### Aim of the task
Show all lines holding "Tricycle".

(Records from a collection)
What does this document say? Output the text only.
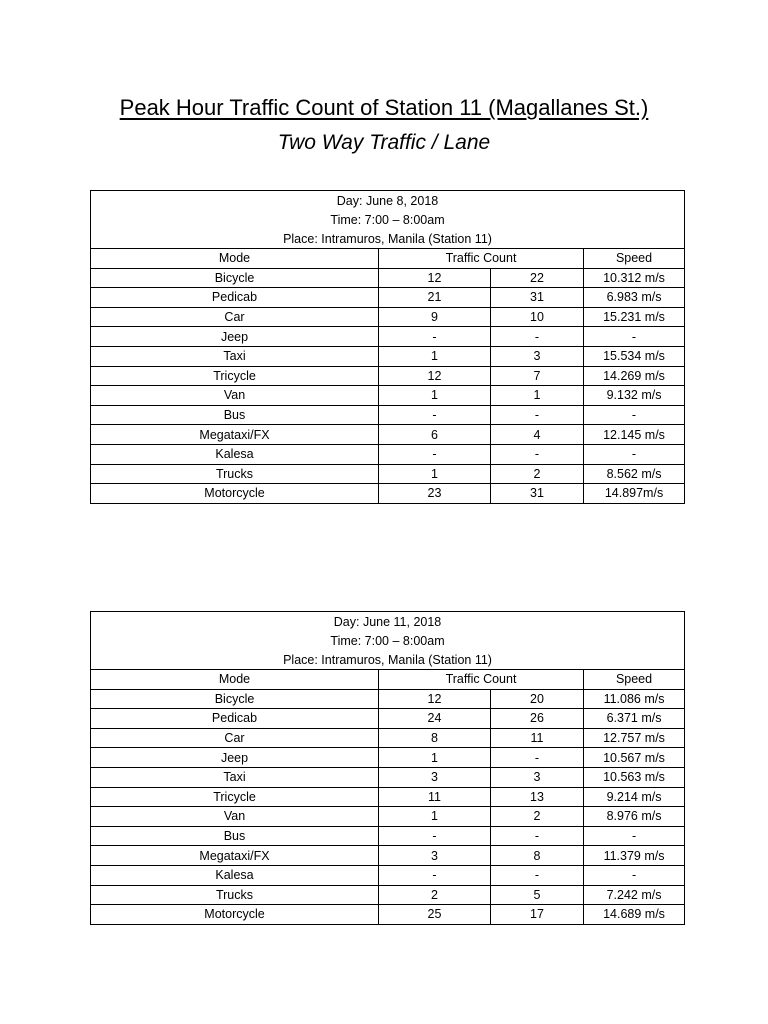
Peak Hour Traffic Count of Station 11 (Magallanes St.)
Two Way Traffic / Lane
Day: June 8, 2018			
Time: 7:00 – 8:00am			
Place: Intramuros, Manila (Station 11)			
Mode	Traffic Count		Speed
Bicycle	12	22	10.312 m/s
Pedicab	21	31	6.983 m/s
Car	9	10	15.231 m/s
Jeep	-	-	-
Taxi	1	3	15.534 m/s
Tricycle	12	7	14.269 m/s
Van	1	1	9.132 m/s
Bus	-	-	-
Megataxi/FX	6	4	12.145 m/s
Kalesa	-	-	-
Trucks	1	2	8.562 m/s
Motorcycle	23	31	14.897m/s
Day: June 11, 2018			
Time: 7:00 – 8:00am			
Place: Intramuros, Manila (Station 11)			
Mode	Traffic Count		Speed
Bicycle	12	20	11.086 m/s
Pedicab	24	26	6.371 m/s
Car	8	11	12.757 m/s
Jeep	1	-	10.567 m/s
Taxi	3	3	10.563 m/s
Tricycle	11	13	9.214 m/s
Van	1	2	8.976 m/s
Bus	-	-	-
Megataxi/FX	3	8	11.379 m/s
Kalesa	-	-	-
Trucks	2	5	7.242 m/s
Motorcycle	25	17	14.689 m/s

### Answer to this task
Tricycle	12	7	14.269 m/s
Tricycle	11	13	9.214 m/s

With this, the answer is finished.